* Input rows
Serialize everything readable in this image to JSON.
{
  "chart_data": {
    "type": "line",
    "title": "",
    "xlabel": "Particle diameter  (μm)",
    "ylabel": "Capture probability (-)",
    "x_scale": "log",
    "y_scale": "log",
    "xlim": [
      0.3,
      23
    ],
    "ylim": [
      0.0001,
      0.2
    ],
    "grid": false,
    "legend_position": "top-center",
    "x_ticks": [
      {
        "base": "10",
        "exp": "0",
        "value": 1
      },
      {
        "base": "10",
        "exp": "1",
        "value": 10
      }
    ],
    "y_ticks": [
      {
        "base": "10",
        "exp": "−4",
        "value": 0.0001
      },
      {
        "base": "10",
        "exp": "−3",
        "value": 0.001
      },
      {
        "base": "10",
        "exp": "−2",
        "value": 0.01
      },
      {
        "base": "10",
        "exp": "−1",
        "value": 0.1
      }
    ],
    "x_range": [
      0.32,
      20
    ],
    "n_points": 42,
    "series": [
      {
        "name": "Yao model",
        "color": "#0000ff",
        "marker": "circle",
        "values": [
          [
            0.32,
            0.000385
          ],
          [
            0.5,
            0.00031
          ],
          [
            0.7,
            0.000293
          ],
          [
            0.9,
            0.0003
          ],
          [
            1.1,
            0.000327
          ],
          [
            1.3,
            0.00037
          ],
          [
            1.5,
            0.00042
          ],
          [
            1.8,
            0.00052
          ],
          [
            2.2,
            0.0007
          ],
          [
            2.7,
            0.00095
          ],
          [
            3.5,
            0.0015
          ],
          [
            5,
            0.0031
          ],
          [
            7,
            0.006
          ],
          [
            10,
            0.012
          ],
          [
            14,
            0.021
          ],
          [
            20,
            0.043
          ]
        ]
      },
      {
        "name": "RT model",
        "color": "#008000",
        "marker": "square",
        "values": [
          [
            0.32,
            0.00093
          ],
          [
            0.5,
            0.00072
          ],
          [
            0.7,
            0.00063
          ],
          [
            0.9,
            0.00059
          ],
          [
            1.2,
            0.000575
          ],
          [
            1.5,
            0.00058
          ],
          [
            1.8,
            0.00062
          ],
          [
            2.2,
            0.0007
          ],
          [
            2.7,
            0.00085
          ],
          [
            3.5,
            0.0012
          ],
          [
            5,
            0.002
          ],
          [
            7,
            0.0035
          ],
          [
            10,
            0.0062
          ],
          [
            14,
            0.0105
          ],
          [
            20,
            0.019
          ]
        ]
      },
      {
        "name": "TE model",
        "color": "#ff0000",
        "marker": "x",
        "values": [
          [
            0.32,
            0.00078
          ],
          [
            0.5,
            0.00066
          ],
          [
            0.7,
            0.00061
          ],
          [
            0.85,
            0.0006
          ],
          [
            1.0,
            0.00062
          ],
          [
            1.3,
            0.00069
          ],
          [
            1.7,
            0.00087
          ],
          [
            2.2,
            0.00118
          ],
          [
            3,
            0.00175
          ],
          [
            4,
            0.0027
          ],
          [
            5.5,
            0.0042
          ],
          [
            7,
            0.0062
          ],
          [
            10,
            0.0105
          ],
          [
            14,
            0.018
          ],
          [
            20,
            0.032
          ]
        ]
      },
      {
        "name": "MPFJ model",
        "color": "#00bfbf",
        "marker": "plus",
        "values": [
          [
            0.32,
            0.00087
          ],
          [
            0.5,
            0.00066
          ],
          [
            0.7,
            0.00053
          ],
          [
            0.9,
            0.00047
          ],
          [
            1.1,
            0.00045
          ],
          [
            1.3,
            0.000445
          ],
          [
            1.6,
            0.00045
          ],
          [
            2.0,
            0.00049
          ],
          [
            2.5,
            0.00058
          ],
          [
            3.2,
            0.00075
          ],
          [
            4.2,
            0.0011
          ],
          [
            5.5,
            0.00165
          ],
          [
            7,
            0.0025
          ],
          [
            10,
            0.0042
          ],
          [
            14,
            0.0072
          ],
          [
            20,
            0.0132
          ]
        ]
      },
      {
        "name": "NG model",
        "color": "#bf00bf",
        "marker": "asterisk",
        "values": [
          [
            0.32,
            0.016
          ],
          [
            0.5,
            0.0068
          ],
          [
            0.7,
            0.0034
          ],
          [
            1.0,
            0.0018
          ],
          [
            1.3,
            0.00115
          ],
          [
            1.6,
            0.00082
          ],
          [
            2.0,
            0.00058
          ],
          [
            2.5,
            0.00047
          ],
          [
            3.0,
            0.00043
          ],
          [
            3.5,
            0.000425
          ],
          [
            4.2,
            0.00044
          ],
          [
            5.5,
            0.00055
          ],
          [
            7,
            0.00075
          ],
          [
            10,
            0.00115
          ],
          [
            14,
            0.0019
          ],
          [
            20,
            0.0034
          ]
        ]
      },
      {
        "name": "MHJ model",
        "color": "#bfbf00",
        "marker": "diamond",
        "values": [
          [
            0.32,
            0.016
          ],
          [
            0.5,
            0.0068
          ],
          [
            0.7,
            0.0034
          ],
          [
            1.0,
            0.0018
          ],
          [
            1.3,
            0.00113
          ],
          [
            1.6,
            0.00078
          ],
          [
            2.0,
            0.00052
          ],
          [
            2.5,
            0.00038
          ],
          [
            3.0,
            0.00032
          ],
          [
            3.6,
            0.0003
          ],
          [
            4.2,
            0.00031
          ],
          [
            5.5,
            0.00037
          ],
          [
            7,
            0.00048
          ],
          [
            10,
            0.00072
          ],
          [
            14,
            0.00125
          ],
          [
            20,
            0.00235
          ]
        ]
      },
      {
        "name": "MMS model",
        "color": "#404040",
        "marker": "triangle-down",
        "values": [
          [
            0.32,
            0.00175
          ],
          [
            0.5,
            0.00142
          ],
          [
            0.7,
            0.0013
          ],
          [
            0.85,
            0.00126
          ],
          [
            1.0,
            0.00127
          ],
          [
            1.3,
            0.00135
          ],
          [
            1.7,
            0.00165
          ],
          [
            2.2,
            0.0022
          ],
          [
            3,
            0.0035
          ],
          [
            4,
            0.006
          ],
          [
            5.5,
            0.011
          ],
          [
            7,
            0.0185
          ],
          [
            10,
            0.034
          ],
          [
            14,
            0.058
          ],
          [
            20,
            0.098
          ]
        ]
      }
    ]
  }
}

* Written request
Using the data above, return each line exactly as written.

* Output of the task
Serialize everything readable in this image to JSON.
{
  "chart_data": {
    "type": "line",
    "title": "",
    "xlabel": "Particle diameter  (μm)",
    "ylabel": "Capture probability (-)",
    "x_scale": "log",
    "y_scale": "log",
    "xlim": [
      0.3,
      23
    ],
    "ylim": [
      0.0001,
      0.2
    ],
    "grid": false,
    "legend_position": "top-center",
    "x_ticks": [
      {
        "base": "10",
        "exp": "0",
        "value": 1
      },
      {
        "base": "10",
        "exp": "1",
        "value": 10
      }
    ],
    "y_ticks": [
      {
        "base": "10",
        "exp": "−4",
        "value": 0.0001
      },
      {
        "base": "10",
        "exp": "−3",
        "value": 0.001
      },
      {
        "base": "10",
        "exp": "−2",
        "value": 0.01
      },
      {
        "base": "10",
        "exp": "−1",
        "value": 0.1
      }
    ],
    "x_range": [
      0.32,
      20
    ],
    "n_points": 42,
    "series": [
      {
        "name": "Yao model",
        "color": "#0000ff",
        "marker": "circle",
        "values": [
          [
            0.32,
            0.000385
          ],
          [
            0.5,
            0.00031
          ],
          [
            0.7,
            0.000293
          ],
          [
            0.9,
            0.0003
          ],
          [
            1.1,
            0.000327
          ],
          [
            1.3,
            0.00037
          ],
          [
            1.5,
            0.00042
          ],
          [
            1.8,
            0.00052
          ],
          [
            2.2,
            0.0007
          ],
          [
            2.7,
            0.00095
          ],
          [
            3.5,
            0.0015
          ],
          [
            5,
            0.0031
          ],
          [
            7,
            0.006
          ],
          [
            10,
            0.012
          ],
          [
            14,
            0.021
          ],
          [
            20,
            0.043
          ]
        ]
      },
      {
        "name": "RT model",
        "color": "#008000",
        "marker": "square",
        "values": [
          [
            0.32,
            0.00093
          ],
          [
            0.5,
            0.00072
          ],
          [
            0.7,
            0.00063
          ],
          [
            0.9,
            0.00059
          ],
          [
            1.2,
            0.000575
          ],
          [
            1.5,
            0.00058
          ],
          [
            1.8,
            0.00062
          ],
          [
            2.2,
            0.0007
          ],
          [
            2.7,
            0.00085
          ],
          [
            3.5,
            0.0012
          ],
          [
            5,
            0.002
          ],
          [
            7,
            0.0035
          ],
          [
            10,
            0.0062
          ],
          [
            14,
            0.0105
          ],
          [
            20,
            0.019
          ]
        ]
      },
      {
        "name": "TE model",
        "color": "#ff0000",
        "marker": "x",
        "values": [
          [
            0.32,
            0.00078
          ],
          [
            0.5,
            0.00066
          ],
          [
            0.7,
            0.00061
          ],
          [
            0.85,
            0.0006
          ],
          [
            1.0,
            0.00062
          ],
          [
            1.3,
            0.00069
          ],
          [
            1.7,
            0.00087
          ],
          [
            2.2,
            0.00118
          ],
          [
            3,
            0.00175
          ],
          [
            4,
            0.0027
          ],
          [
            5.5,
            0.0042
          ],
          [
            7,
            0.0062
          ],
          [
            10,
            0.0105
          ],
          [
            14,
            0.018
          ],
          [
            20,
            0.032
          ]
        ]
      },
      {
        "name": "MPFJ model",
        "color": "#00bfbf",
        "marker": "plus",
        "values": [
          [
            0.32,
            0.00087
          ],
          [
            0.5,
            0.00066
          ],
          [
            0.7,
            0.00053
          ],
          [
            0.9,
            0.00047
          ],
          [
            1.1,
            0.00045
          ],
          [
            1.3,
            0.000445
          ],
          [
            1.6,
            0.00045
          ],
          [
            2.0,
            0.00049
          ],
          [
            2.5,
            0.00058
          ],
          [
            3.2,
            0.00075
          ],
          [
            4.2,
            0.0011
          ],
          [
            5.5,
            0.00165
          ],
          [
            7,
            0.0025
          ],
          [
            10,
            0.0042
          ],
          [
            14,
            0.0072
          ],
          [
            20,
            0.0132
          ]
        ]
      },
      {
        "name": "NG model",
        "color": "#bf00bf",
        "marker": "asterisk",
        "values": [
          [
            0.32,
            0.016
          ],
          [
            0.5,
            0.0068
          ],
          [
            0.7,
            0.0034
          ],
          [
            1.0,
            0.0018
          ],
          [
            1.3,
            0.00115
          ],
          [
            1.6,
            0.00082
          ],
          [
            2.0,
            0.00058
          ],
          [
            2.5,
            0.00047
          ],
          [
            3.0,
            0.00043
          ],
          [
            3.5,
            0.000425
          ],
          [
            4.2,
            0.00044
          ],
          [
            5.5,
            0.00055
          ],
          [
            7,
            0.00075
          ],
          [
            10,
            0.00115
          ],
          [
            14,
            0.0019
          ],
          [
            20,
            0.0034
          ]
        ]
      },
      {
        "name": "MHJ model",
        "color": "#bfbf00",
        "marker": "diamond",
        "values": [
          [
            0.32,
            0.016
          ],
          [
            0.5,
            0.0068
          ],
          [
            0.7,
            0.0034
          ],
          [
            1.0,
            0.0018
          ],
          [
            1.3,
            0.00113
          ],
          [
            1.6,
            0.00078
          ],
          [
            2.0,
            0.00052
          ],
          [
            2.5,
            0.00038
          ],
          [
            3.0,
            0.00032
          ],
          [
            3.6,
            0.0003
          ],
          [
            4.2,
            0.00031
          ],
          [
            5.5,
            0.00037
          ],
          [
            7,
            0.00048
          ],
          [
            10,
            0.00072
          ],
          [
            14,
            0.00125
          ],
          [
            20,
            0.00235
          ]
        ]
      },
      {
        "name": "MMS model",
        "color": "#404040",
        "marker": "triangle-down",
        "values": [
          [
            0.32,
            0.00175
          ],
          [
            0.5,
            0.00142
          ],
          [
            0.7,
            0.0013
          ],
          [
            0.85,
            0.00126
          ],
          [
            1.0,
            0.00127
          ],
          [
            1.3,
            0.00135
          ],
          [
            1.7,
            0.00165
          ],
          [
            2.2,
            0.0022
          ],
          [
            3,
            0.0035
          ],
          [
            4,
            0.006
          ],
          [
            5.5,
            0.011
          ],
          [
            7,
            0.0185
          ],
          [
            10,
            0.034
          ],
          [
            14,
            0.058
          ],
          [
            20,
            0.098
          ]
        ]
      }
    ]
  }
}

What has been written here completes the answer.